> [Exercise details]: Write out the material from its start through the line containing "311, 105, 333]", keeping every character as it appears.

— begin Records shown —

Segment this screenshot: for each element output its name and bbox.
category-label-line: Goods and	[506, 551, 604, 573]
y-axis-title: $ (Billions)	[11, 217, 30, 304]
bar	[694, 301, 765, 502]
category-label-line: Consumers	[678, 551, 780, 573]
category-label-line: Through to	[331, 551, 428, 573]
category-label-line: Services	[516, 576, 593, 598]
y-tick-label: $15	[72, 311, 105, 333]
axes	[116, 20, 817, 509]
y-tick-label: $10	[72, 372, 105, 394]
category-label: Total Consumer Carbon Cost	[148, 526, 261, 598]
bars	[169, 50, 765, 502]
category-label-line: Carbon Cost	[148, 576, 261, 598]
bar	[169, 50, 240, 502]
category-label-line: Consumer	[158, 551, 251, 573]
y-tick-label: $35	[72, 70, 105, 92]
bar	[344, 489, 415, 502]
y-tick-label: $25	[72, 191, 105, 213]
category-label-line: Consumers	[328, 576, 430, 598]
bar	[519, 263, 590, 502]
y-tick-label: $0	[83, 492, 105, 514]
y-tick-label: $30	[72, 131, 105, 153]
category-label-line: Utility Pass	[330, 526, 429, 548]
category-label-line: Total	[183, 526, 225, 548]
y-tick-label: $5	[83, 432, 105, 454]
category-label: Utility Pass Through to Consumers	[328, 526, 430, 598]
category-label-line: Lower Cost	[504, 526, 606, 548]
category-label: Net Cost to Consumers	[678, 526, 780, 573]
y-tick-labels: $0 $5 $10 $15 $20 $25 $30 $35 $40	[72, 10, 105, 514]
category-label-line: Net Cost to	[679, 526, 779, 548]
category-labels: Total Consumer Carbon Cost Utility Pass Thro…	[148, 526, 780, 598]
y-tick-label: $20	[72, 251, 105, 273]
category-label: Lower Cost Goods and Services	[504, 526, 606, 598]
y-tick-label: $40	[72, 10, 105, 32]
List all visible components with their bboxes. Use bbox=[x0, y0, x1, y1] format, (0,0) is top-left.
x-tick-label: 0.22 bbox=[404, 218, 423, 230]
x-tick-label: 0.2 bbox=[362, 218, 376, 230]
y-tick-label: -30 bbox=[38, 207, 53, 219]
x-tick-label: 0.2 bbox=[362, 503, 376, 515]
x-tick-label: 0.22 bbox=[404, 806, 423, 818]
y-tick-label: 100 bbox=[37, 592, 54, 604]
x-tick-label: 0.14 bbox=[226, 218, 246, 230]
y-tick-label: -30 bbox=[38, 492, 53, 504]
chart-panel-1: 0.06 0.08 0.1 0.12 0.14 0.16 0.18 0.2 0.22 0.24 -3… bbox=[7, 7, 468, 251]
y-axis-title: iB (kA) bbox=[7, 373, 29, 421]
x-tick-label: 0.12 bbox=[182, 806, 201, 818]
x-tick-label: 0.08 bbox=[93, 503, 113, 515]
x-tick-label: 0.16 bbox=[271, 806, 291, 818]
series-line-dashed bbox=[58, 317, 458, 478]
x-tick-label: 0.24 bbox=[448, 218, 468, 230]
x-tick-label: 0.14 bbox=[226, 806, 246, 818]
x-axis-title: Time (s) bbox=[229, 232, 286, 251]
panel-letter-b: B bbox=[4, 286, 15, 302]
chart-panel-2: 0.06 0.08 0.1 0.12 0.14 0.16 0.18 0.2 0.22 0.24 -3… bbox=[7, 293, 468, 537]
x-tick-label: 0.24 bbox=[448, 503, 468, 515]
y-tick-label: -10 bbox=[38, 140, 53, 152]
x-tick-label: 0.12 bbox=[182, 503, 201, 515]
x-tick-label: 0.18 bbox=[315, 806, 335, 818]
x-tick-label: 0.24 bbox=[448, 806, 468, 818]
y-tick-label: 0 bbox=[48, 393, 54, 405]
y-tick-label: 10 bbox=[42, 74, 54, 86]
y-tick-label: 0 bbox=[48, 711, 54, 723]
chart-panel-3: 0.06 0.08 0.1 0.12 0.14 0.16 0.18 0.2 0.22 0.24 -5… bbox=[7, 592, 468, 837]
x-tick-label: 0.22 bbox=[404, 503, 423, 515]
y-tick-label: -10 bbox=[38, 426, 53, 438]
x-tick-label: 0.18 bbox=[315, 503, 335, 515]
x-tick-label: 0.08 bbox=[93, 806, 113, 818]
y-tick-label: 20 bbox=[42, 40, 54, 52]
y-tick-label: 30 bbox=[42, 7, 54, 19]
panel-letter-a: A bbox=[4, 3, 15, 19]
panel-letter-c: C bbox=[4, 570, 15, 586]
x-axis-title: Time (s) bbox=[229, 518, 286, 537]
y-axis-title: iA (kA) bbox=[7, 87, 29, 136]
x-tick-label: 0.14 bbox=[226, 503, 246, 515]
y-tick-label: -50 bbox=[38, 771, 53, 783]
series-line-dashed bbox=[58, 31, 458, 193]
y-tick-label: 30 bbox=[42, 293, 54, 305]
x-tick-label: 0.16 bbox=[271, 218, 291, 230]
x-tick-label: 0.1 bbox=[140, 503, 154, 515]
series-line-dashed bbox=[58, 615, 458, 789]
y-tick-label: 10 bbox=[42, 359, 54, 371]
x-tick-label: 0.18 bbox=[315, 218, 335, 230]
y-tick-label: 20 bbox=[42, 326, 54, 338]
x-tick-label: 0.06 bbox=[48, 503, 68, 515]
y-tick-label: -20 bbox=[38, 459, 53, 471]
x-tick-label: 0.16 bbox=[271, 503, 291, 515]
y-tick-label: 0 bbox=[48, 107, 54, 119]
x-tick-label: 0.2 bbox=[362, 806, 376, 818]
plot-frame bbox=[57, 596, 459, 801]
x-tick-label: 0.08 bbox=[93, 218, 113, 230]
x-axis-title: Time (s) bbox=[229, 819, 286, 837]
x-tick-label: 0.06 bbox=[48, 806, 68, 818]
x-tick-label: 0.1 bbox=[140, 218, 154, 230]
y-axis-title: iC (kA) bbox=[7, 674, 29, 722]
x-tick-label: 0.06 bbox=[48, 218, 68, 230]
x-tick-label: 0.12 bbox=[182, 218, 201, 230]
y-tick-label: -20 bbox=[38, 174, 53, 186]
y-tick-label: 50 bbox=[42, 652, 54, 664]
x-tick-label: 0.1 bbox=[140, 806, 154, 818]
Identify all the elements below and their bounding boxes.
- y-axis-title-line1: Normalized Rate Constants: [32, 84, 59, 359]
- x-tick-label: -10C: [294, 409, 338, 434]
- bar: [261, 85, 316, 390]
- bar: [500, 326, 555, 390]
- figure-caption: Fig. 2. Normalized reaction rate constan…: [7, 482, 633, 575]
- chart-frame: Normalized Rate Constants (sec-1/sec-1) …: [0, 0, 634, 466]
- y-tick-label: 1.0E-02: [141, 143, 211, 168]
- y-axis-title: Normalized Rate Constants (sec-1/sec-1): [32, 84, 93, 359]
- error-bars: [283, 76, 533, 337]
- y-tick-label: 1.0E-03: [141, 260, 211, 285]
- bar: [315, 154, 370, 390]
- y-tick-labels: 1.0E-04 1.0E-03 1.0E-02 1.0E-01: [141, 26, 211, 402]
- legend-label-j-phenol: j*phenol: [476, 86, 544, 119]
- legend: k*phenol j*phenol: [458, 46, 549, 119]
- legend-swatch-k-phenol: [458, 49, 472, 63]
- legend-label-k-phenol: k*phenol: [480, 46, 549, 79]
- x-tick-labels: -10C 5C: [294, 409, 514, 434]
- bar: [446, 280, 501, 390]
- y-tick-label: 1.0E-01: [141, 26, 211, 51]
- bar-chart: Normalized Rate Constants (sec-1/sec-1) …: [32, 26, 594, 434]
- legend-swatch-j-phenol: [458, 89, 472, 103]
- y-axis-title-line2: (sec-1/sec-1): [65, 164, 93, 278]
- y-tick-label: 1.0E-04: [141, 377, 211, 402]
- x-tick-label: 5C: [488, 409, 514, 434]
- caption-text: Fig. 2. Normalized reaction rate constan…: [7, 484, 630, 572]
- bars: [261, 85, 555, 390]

— end Records shown —

> [Problem solution]:
Segment this screenshot: for each element output its name and bbox.
category-label-line: Goods and	[506, 551, 604, 573]
y-axis-title: $ (Billions)	[11, 217, 30, 304]
bar	[694, 301, 765, 502]
category-label-line: Consumers	[678, 551, 780, 573]
category-label-line: Through to	[331, 551, 428, 573]
category-label-line: Services	[516, 576, 593, 598]
y-tick-label: $15	[72, 311, 105, 333]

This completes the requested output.